* begin *

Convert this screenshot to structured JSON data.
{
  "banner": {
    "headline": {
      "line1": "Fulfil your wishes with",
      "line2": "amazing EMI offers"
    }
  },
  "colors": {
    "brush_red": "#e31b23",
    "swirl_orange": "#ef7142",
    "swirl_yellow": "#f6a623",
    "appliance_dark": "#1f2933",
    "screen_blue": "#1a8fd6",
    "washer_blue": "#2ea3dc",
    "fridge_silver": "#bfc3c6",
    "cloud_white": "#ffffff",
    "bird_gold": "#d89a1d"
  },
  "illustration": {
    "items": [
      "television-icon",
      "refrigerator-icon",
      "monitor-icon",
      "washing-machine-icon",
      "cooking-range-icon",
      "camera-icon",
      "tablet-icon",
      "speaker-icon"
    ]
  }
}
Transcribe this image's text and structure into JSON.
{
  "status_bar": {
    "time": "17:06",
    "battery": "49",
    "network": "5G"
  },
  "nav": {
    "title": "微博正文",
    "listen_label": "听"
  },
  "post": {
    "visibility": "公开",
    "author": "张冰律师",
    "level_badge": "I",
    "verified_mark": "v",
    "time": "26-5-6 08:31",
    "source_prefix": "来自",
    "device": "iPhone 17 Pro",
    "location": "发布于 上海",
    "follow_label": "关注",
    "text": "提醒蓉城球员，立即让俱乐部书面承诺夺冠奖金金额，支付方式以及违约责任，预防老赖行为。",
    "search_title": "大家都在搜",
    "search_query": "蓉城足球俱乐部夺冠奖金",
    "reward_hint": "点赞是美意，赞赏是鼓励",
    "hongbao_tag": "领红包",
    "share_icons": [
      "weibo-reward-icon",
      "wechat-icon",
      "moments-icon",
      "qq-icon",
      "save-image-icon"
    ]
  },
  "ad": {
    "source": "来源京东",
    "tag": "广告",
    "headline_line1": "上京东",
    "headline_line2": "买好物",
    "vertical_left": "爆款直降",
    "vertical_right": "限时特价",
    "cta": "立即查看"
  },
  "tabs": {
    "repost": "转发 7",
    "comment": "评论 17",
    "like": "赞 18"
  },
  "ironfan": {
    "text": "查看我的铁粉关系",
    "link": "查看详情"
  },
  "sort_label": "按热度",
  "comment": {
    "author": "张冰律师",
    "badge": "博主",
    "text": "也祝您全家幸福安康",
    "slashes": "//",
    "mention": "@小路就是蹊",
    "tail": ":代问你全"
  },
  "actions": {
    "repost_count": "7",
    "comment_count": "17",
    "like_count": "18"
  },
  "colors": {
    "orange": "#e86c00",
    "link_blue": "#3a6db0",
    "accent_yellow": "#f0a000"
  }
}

* end *

(SET TASK) Repeat the material above in full, exactly as it stands.

(SOLUTION TO THIS PROBLEM)
Convert this screenshot to structured JSON data.
{
  "banner": {
    "headline": {
      "line1": "Fulfil your wishes with",
      "line2": "amazing EMI offers"
    }
  },
  "colors": {
    "brush_red": "#e31b23",
    "swirl_orange": "#ef7142",
    "swirl_yellow": "#f6a623",
    "appliance_dark": "#1f2933",
    "screen_blue": "#1a8fd6",
    "washer_blue": "#2ea3dc",
    "fridge_silver": "#bfc3c6",
    "cloud_white": "#ffffff",
    "bird_gold": "#d89a1d"
  },
  "illustration": {
    "items": [
      "television-icon",
      "refrigerator-icon",
      "monitor-icon",
      "washing-machine-icon",
      "cooking-range-icon",
      "camera-icon",
      "tablet-icon",
      "speaker-icon"
    ]
  }
}
Transcribe this image's text and structure into JSON.
{
  "status_bar": {
    "time": "17:06",
    "battery": "49",
    "network": "5G"
  },
  "nav": {
    "title": "微博正文",
    "listen_label": "听"
  },
  "post": {
    "visibility": "公开",
    "author": "张冰律师",
    "level_badge": "I",
    "verified_mark": "v",
    "time": "26-5-6 08:31",
    "source_prefix": "来自",
    "device": "iPhone 17 Pro",
    "location": "发布于 上海",
    "follow_label": "关注",
    "text": "提醒蓉城球员，立即让俱乐部书面承诺夺冠奖金金额，支付方式以及违约责任，预防老赖行为。",
    "search_title": "大家都在搜",
    "search_query": "蓉城足球俱乐部夺冠奖金",
    "reward_hint": "点赞是美意，赞赏是鼓励",
    "hongbao_tag": "领红包",
    "share_icons": [
      "weibo-reward-icon",
      "wechat-icon",
      "moments-icon",
      "qq-icon",
      "save-image-icon"
    ]
  },
  "ad": {
    "source": "来源京东",
    "tag": "广告",
    "headline_line1": "上京东",
    "headline_line2": "买好物",
    "vertical_left": "爆款直降",
    "vertical_right": "限时特价",
    "cta": "立即查看"
  },
  "tabs": {
    "repost": "转发 7",
    "comment": "评论 17",
    "like": "赞 18"
  },
  "ironfan": {
    "text": "查看我的铁粉关系",
    "link": "查看详情"
  },
  "sort_label": "按热度",
  "comment": {
    "author": "张冰律师",
    "badge": "博主",
    "text": "也祝您全家幸福安康",
    "slashes": "//",
    "mention": "@小路就是蹊",
    "tail": ":代问你全"
  },
  "actions": {
    "repost_count": "7",
    "comment_count": "17",
    "like_count": "18"
  },
  "colors": {
    "orange": "#e86c00",
    "link_blue": "#3a6db0",
    "accent_yellow": "#f0a000"
  }
}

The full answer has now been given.